**Set exercise**
Each line that contains the word "aggregation" counts once; give the total for the records below and nothing else.

-------

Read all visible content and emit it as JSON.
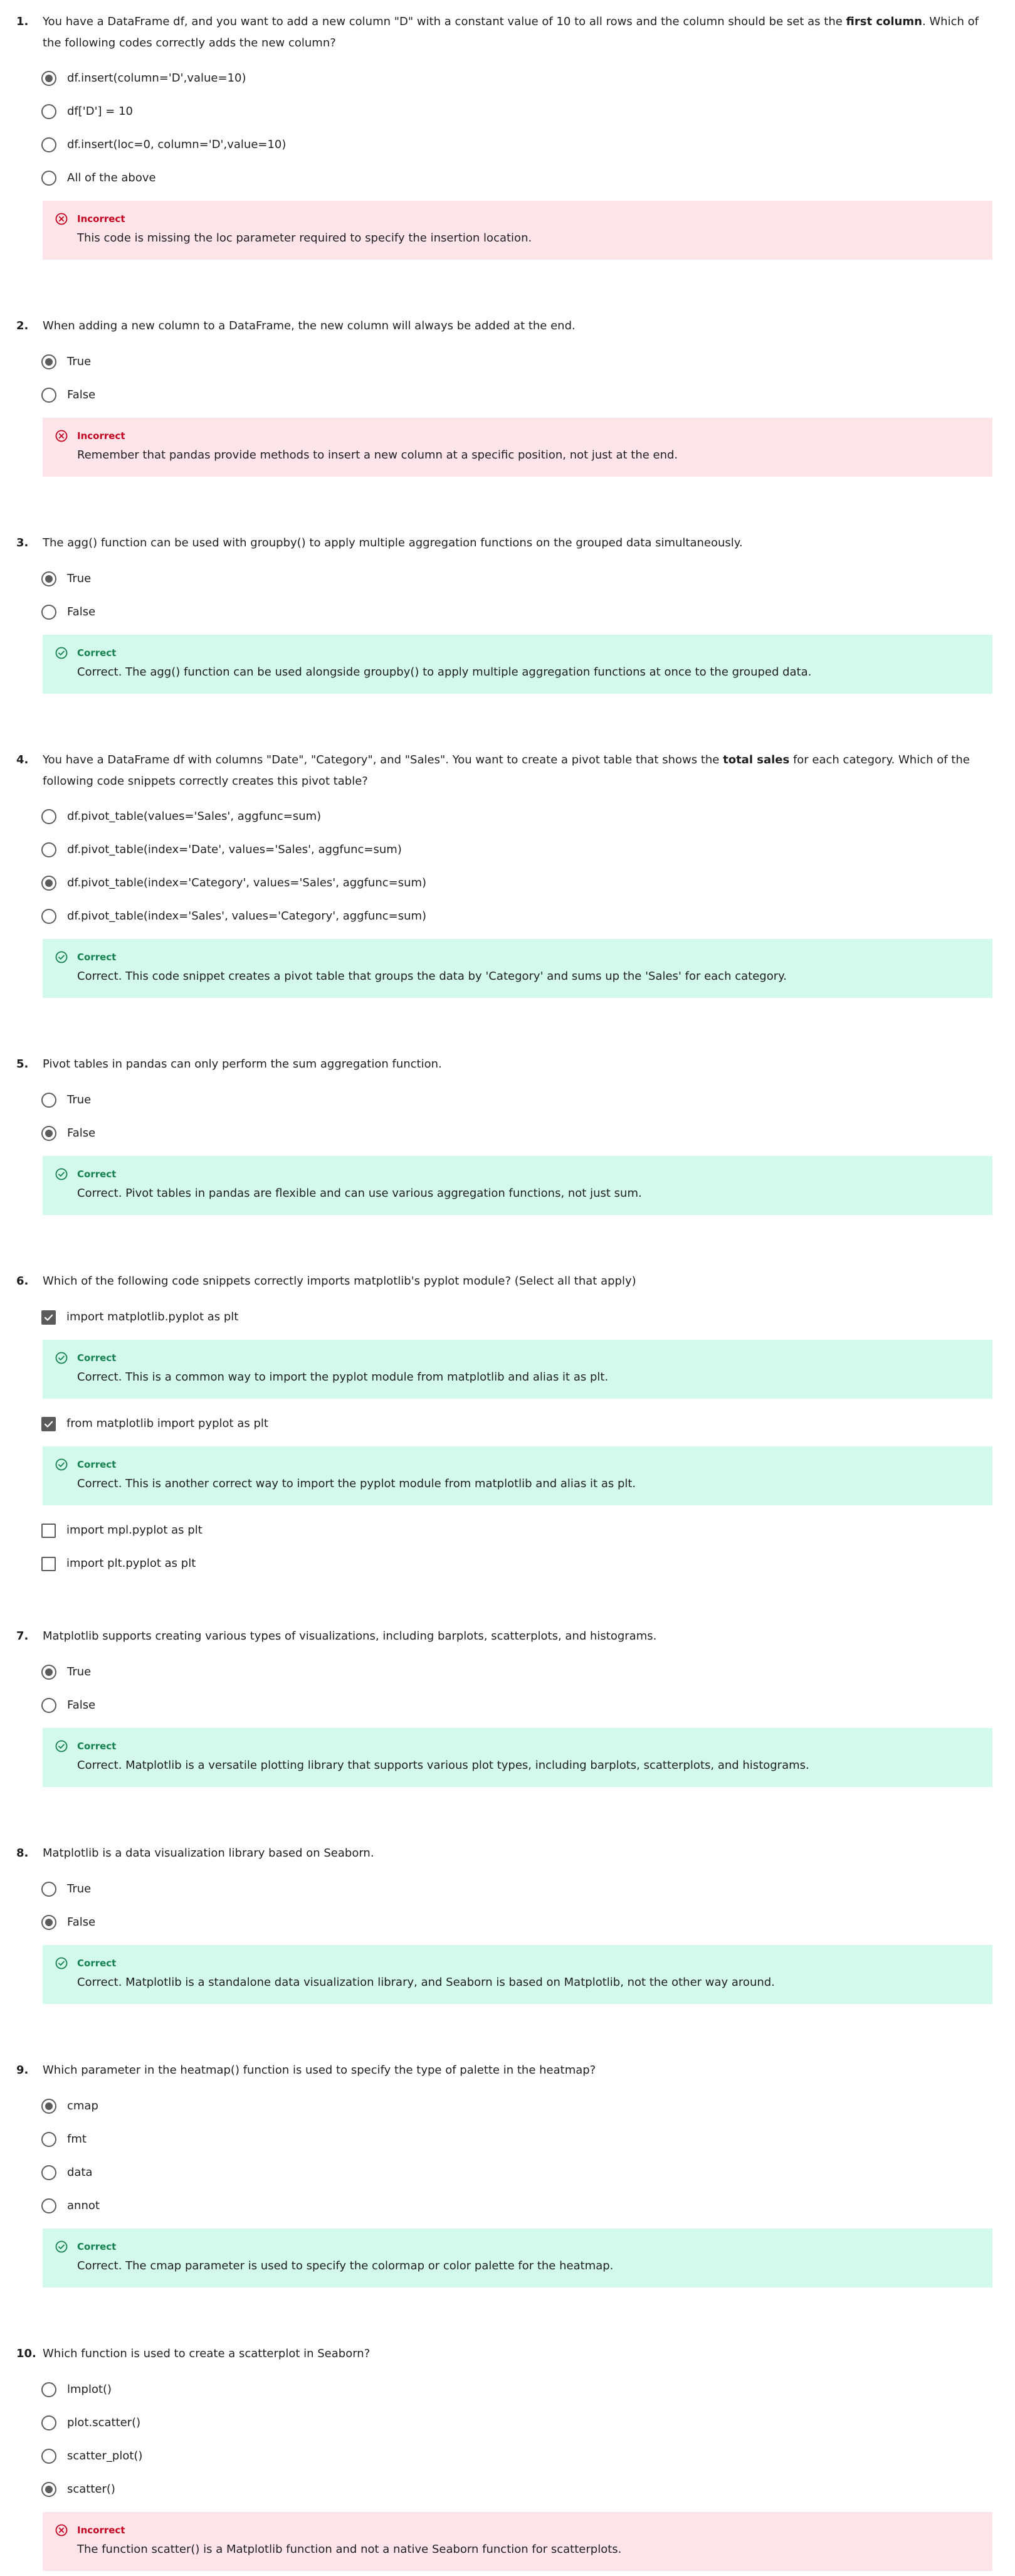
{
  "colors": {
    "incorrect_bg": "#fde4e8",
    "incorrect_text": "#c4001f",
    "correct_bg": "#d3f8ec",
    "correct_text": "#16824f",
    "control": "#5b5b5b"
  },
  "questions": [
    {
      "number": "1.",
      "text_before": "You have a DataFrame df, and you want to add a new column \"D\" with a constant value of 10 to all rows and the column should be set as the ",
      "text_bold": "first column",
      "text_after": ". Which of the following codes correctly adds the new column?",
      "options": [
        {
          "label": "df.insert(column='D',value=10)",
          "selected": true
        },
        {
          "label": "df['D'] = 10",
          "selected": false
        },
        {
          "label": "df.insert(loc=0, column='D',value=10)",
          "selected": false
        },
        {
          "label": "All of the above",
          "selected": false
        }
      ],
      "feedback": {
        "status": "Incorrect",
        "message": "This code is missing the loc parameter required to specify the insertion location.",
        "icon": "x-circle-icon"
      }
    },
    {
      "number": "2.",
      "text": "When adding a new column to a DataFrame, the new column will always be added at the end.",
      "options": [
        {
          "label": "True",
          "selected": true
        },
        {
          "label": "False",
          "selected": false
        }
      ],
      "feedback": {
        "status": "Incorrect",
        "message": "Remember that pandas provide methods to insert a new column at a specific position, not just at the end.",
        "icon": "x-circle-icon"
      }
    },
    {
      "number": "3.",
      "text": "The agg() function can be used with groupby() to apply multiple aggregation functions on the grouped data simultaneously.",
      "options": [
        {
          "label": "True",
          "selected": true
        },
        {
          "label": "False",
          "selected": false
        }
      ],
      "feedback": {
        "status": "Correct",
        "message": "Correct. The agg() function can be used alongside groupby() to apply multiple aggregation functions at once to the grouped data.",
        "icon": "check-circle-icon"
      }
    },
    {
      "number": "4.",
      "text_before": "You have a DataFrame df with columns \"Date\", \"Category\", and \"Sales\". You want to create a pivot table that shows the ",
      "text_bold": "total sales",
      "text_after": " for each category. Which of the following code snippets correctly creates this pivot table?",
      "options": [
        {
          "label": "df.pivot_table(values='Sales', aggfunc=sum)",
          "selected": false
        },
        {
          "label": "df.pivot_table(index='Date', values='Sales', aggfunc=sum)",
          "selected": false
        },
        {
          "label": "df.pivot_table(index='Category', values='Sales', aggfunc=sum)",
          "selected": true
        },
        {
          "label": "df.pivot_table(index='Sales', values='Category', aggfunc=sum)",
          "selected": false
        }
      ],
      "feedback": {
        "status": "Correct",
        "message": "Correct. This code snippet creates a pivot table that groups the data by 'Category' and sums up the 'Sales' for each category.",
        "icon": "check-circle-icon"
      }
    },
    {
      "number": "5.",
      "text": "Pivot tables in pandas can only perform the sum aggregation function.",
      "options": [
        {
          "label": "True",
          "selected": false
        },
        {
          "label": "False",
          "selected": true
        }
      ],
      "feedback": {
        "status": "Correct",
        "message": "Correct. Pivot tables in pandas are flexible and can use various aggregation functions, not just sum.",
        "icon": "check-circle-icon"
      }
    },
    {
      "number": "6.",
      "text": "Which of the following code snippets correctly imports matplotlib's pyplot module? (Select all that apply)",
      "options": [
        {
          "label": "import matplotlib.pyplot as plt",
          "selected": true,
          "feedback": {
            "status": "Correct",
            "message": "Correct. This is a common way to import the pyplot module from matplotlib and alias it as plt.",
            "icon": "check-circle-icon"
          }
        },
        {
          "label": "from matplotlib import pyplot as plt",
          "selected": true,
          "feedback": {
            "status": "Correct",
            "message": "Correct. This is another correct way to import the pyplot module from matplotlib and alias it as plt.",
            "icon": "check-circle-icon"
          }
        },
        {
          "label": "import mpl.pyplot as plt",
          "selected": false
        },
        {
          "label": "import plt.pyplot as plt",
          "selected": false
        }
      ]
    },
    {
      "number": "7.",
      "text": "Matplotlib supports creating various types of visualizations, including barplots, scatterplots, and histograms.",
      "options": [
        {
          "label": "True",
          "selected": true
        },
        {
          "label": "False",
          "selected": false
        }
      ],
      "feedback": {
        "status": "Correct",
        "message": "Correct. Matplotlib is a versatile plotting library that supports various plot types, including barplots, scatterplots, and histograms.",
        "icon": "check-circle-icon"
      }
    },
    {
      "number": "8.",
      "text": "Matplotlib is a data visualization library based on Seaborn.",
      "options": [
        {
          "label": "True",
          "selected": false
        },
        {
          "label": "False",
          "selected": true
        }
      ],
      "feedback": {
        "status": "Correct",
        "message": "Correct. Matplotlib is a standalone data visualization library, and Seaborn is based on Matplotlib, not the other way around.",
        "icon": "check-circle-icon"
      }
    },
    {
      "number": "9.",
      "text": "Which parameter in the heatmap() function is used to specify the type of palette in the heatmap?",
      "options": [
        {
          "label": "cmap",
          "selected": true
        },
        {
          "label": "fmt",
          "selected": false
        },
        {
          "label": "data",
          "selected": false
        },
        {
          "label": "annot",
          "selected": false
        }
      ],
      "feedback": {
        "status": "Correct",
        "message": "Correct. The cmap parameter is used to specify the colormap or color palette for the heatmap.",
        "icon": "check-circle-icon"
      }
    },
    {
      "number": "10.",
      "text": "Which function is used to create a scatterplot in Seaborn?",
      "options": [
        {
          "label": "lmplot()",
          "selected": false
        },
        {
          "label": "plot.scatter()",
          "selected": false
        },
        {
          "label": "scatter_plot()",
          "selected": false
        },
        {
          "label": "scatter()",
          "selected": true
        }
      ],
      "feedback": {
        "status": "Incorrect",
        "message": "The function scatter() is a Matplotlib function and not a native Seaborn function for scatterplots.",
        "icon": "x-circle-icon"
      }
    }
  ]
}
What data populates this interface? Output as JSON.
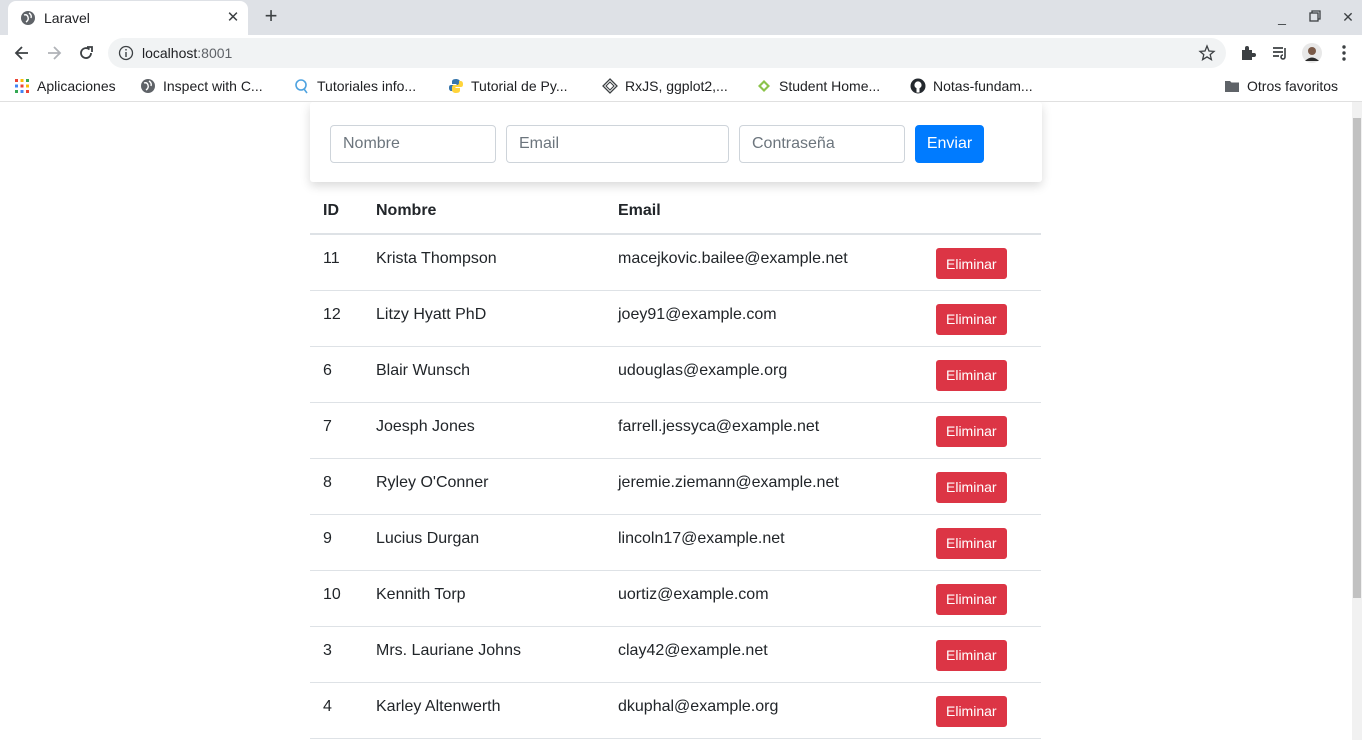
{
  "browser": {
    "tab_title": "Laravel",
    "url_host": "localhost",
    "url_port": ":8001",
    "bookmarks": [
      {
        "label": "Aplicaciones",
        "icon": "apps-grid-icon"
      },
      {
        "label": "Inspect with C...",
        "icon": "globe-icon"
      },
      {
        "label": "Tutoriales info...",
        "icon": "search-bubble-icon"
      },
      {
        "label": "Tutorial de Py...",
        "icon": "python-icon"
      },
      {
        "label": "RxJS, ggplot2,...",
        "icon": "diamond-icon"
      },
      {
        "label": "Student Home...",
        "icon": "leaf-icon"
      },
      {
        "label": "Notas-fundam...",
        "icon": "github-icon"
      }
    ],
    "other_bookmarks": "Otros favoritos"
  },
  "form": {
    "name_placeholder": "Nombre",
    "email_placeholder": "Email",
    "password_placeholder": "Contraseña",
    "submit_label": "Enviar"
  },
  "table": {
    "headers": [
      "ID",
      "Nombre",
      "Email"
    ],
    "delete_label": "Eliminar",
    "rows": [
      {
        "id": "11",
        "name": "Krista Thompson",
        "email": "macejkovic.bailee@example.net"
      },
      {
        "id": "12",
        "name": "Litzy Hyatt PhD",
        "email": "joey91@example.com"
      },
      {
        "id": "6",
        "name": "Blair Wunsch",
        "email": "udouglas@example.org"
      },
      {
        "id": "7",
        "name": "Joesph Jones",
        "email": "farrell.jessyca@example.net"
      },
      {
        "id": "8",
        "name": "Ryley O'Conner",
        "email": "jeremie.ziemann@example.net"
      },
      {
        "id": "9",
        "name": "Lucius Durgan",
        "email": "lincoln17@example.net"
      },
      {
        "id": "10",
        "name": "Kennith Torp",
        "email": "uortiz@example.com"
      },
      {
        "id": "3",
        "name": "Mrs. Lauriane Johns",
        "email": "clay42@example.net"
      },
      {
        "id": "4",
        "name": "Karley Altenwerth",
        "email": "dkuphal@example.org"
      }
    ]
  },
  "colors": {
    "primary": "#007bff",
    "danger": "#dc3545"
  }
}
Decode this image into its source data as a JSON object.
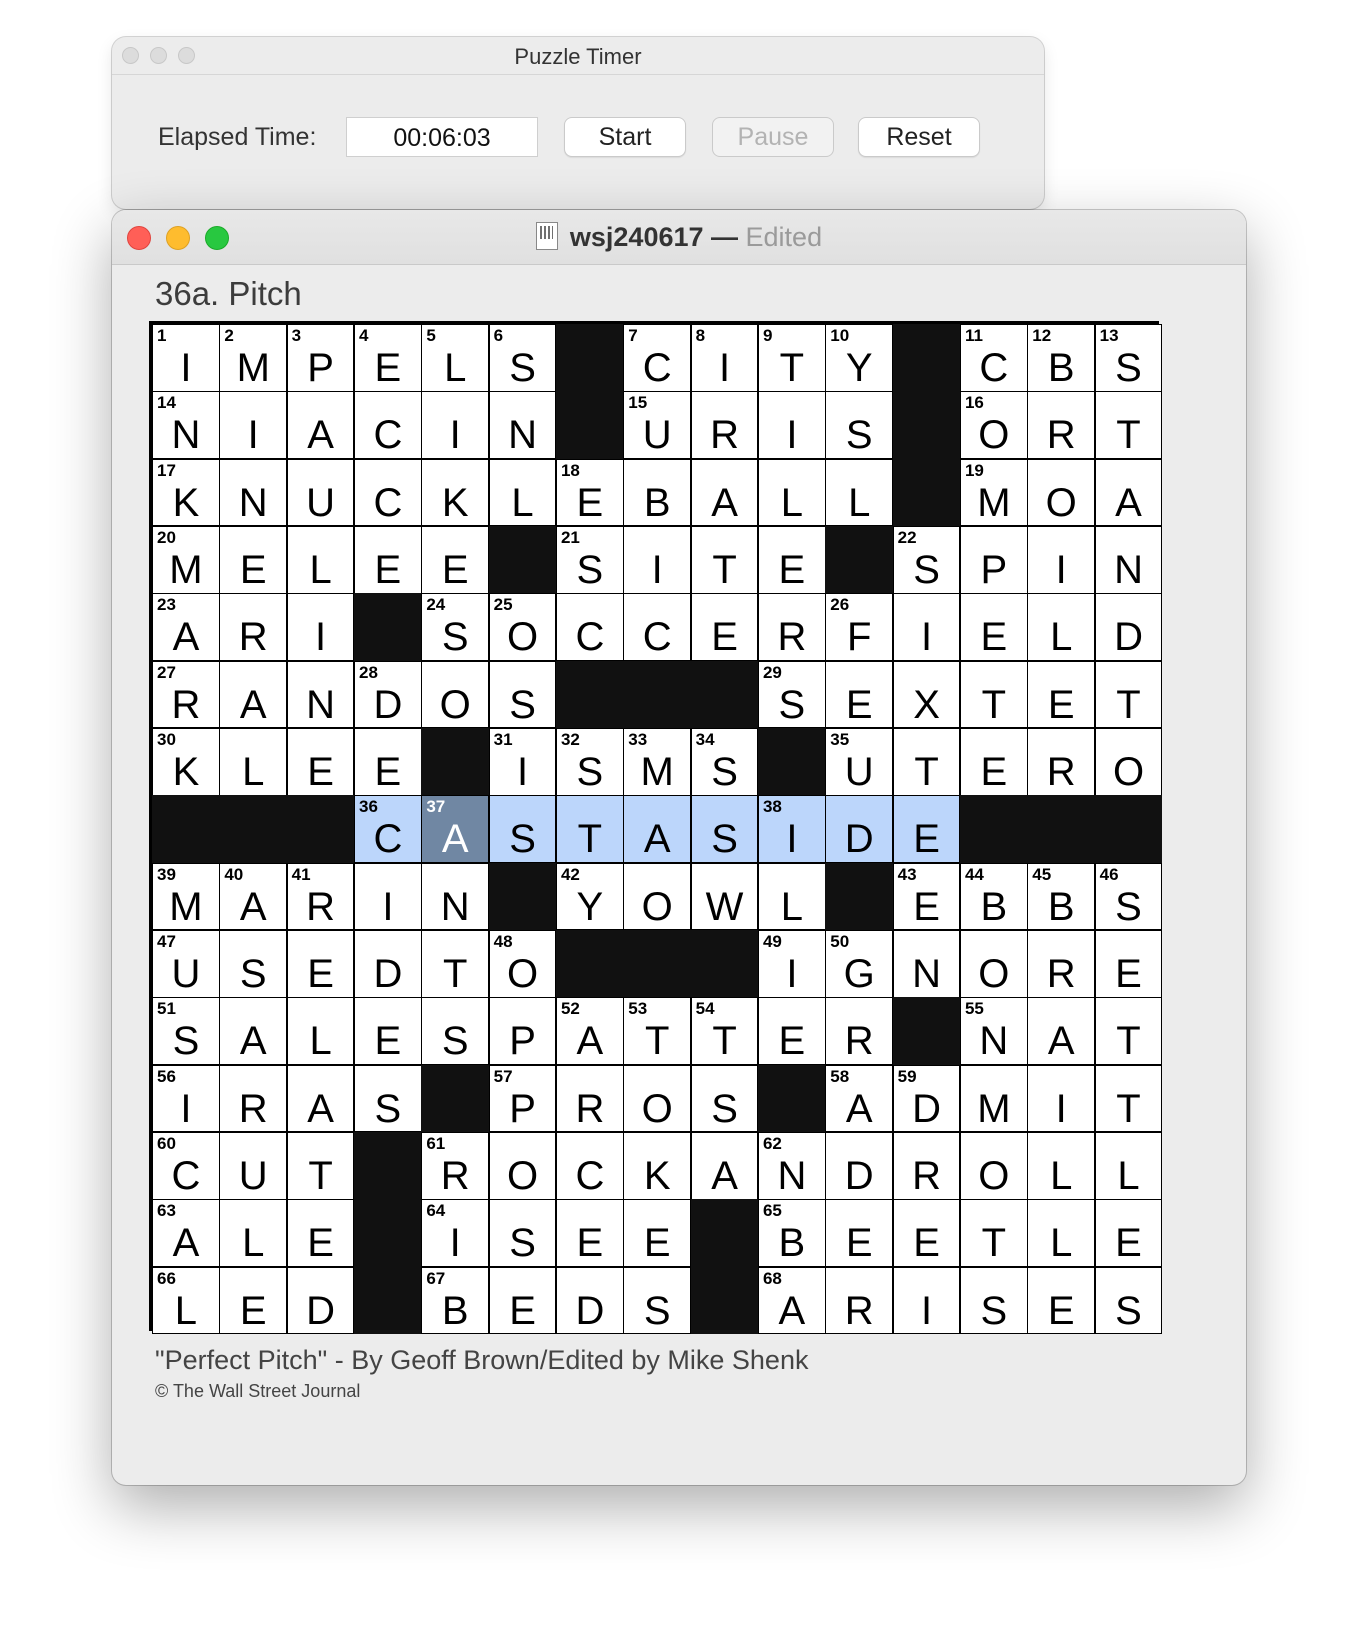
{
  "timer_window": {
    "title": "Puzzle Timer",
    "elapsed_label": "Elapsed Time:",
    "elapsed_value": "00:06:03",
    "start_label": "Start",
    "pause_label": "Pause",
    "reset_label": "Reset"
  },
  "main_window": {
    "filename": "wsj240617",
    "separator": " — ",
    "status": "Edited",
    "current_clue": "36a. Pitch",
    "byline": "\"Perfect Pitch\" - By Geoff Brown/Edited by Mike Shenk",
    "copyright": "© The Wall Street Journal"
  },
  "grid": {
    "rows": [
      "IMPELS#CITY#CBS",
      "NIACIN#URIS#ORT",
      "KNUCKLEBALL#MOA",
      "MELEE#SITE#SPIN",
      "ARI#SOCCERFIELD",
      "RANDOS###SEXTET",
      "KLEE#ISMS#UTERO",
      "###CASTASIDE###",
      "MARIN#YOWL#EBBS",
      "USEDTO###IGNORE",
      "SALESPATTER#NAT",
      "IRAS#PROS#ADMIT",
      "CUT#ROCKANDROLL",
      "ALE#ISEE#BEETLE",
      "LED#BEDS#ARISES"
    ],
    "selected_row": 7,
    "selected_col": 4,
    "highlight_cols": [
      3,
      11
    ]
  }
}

-------

**The output**
4